JOB: Return the records in full, exactly as given.

Items listed in a dataset

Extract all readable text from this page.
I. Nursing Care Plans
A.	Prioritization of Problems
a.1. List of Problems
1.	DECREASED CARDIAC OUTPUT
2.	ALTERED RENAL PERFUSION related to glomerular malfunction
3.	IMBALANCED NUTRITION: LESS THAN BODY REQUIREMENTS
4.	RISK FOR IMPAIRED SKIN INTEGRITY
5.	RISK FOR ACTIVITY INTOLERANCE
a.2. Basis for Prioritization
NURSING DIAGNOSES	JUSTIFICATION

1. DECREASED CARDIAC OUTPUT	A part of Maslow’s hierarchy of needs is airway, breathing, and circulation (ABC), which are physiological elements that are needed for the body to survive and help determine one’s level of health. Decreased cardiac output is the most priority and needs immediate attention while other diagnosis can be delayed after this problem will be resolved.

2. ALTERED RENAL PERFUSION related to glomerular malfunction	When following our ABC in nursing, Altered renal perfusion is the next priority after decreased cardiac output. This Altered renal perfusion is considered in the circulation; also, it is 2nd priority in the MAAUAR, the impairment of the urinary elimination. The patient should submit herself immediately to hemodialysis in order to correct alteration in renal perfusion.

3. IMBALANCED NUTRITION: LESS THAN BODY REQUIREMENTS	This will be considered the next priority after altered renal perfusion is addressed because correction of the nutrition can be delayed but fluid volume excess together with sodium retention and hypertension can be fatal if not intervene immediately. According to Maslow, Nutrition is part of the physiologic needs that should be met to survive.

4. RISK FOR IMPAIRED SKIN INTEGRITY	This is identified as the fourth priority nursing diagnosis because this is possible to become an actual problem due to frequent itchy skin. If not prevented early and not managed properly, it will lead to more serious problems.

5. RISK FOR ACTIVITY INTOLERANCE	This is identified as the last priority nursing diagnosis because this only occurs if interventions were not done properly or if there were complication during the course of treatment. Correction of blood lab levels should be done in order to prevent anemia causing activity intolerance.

ANSWER IN FULL:
Extract all readable text from this page.
I. Nursing Care Plans
A.	Prioritization of Problems
a.1. List of Problems
1.	DECREASED CARDIAC OUTPUT
2.	ALTERED RENAL PERFUSION related to glomerular malfunction
3.	IMBALANCED NUTRITION: LESS THAN BODY REQUIREMENTS
4.	RISK FOR IMPAIRED SKIN INTEGRITY
5.	RISK FOR ACTIVITY INTOLERANCE
a.2. Basis for Prioritization
NURSING DIAGNOSES	JUSTIFICATION

1. DECREASED CARDIAC OUTPUT	A part of Maslow’s hierarchy of needs is airway, breathing, and circulation (ABC), which are physiological elements that are needed for the body to survive and help determine one’s level of health. Decreased cardiac output is the most priority and needs immediate attention while other diagnosis can be delayed after this problem will be resolved.

2. ALTERED RENAL PERFUSION related to glomerular malfunction	When following our ABC in nursing, Altered renal perfusion is the next priority after decreased cardiac output. This Altered renal perfusion is considered in the circulation; also, it is 2nd priority in the MAAUAR, the impairment of the urinary elimination. The patient should submit herself immediately to hemodialysis in order to correct alteration in renal perfusion.

3. IMBALANCED NUTRITION: LESS THAN BODY REQUIREMENTS	This will be considered the next priority after altered renal perfusion is addressed because correction of the nutrition can be delayed but fluid volume excess together with sodium retention and hypertension can be fatal if not intervene immediately. According to Maslow, Nutrition is part of the physiologic needs that should be met to survive.

4. RISK FOR IMPAIRED SKIN INTEGRITY	This is identified as the fourth priority nursing diagnosis because this is possible to become an actual problem due to frequent itchy skin. If not prevented early and not managed properly, it will lead to more serious problems.

5. RISK FOR ACTIVITY INTOLERANCE	This is identified as the last priority nursing diagnosis because this only occurs if interventions were not done properly or if there were complication during the course of treatment. Correction of blood lab levels should be done in order to prevent anemia causing activity intolerance.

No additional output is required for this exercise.